**EXERCISE DESCRIPTION:** List each line of the data in which the string "موسى" appears.
════════
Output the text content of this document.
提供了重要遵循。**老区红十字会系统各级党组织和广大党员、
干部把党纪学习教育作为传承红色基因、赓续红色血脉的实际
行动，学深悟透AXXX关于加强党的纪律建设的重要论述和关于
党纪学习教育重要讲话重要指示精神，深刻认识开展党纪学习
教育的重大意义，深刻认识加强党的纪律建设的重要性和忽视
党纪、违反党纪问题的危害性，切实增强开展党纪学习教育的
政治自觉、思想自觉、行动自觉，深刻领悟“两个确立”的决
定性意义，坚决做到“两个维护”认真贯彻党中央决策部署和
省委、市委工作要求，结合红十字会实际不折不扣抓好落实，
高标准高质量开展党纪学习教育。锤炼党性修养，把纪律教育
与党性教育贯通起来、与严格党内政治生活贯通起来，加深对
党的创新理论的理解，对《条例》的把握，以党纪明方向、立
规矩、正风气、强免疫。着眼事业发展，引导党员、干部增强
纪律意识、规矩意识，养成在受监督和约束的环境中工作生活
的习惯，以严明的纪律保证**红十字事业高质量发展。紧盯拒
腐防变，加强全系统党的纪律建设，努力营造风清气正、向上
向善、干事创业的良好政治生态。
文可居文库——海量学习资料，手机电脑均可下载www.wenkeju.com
════════
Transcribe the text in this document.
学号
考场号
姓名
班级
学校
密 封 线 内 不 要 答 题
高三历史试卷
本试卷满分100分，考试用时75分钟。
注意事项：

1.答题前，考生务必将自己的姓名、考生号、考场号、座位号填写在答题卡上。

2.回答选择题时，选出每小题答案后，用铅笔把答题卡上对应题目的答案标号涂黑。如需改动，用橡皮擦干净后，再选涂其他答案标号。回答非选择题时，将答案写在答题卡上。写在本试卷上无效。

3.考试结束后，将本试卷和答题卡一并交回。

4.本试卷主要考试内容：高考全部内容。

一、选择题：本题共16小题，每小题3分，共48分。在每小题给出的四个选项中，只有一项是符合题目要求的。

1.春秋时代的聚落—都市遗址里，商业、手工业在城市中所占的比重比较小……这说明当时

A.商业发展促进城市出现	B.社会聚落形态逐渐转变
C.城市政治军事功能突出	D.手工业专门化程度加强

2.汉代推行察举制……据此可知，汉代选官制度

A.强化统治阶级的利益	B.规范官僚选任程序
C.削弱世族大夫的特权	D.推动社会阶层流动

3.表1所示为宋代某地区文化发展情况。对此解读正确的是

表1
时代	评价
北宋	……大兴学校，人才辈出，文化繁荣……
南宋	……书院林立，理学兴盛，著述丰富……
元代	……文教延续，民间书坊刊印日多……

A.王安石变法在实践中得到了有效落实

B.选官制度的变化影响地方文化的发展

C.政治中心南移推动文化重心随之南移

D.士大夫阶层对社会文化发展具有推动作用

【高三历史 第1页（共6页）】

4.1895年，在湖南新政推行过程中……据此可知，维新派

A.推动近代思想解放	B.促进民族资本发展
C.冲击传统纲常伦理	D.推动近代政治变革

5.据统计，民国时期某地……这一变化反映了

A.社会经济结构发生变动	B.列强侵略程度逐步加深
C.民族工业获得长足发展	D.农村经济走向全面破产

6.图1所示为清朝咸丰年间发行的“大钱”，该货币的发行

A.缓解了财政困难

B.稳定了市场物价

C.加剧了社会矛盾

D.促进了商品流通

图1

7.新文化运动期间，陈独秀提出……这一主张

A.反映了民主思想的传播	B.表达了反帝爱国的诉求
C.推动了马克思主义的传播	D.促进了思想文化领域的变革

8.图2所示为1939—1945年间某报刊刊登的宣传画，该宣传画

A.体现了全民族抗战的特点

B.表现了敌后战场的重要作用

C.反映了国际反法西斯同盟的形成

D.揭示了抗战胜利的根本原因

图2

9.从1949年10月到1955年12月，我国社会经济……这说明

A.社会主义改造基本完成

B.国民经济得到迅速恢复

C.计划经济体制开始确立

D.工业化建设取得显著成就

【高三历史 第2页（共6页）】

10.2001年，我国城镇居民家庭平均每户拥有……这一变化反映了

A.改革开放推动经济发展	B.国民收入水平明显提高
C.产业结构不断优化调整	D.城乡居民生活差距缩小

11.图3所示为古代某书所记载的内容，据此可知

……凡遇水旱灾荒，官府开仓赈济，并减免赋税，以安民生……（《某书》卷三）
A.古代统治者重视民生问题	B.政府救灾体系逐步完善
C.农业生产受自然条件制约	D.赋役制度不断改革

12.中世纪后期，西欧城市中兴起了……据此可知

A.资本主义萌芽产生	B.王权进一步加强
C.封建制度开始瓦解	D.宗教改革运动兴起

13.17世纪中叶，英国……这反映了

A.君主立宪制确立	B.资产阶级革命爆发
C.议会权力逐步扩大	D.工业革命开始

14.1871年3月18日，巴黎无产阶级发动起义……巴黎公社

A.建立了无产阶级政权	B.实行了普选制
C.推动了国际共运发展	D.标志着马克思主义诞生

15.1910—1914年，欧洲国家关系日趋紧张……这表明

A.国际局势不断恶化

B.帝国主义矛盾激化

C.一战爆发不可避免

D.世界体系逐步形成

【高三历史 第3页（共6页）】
════════
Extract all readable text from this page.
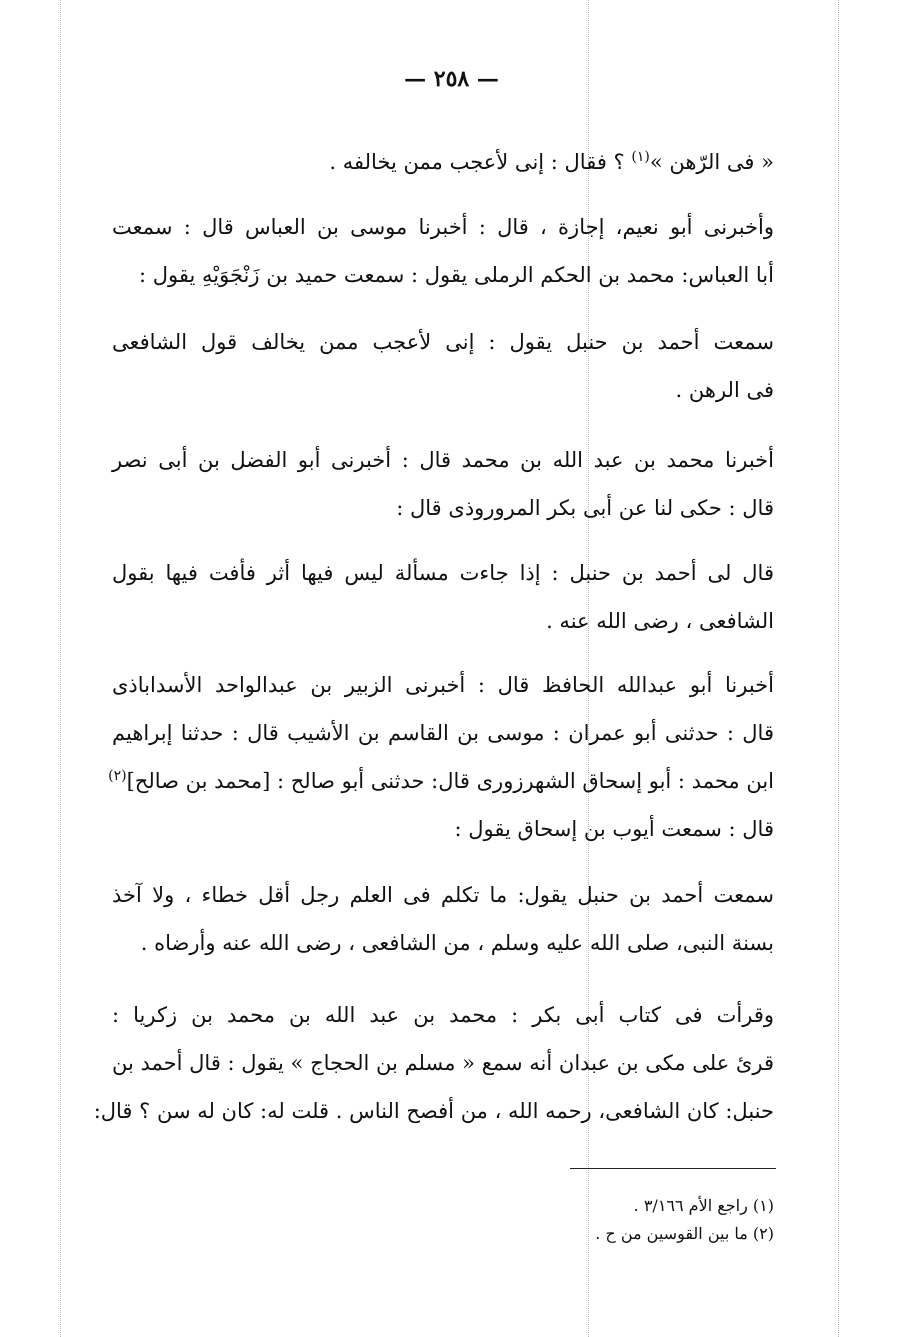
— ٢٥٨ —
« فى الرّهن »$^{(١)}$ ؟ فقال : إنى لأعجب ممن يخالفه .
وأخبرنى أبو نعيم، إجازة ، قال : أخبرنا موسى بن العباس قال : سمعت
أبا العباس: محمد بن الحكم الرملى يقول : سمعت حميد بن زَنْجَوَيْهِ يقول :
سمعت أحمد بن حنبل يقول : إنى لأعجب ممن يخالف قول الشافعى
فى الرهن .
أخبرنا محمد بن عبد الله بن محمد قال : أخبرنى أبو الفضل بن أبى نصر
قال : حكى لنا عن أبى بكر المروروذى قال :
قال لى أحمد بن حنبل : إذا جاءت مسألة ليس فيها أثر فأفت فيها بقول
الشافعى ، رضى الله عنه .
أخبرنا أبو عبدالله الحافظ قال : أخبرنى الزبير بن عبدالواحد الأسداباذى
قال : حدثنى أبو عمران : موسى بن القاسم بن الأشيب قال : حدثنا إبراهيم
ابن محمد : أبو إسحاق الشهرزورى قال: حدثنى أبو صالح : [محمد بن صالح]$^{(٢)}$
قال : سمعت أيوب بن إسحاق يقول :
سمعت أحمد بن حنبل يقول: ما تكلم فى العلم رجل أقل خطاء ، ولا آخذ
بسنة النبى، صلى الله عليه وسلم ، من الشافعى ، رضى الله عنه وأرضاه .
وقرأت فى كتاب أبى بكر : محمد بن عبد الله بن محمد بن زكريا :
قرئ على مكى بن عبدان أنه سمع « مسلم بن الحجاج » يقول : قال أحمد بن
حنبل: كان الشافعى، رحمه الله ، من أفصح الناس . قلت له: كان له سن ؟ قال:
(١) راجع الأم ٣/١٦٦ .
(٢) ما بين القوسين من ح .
════════
**RESULT:**
وأخبرنى أبو نعيم، إجازة ، قال : أخبرنا موسى بن العباس قال : سمعت
قال : حدثنى أبو عمران : موسى بن القاسم بن الأشيب قال : حدثنا إبراهيم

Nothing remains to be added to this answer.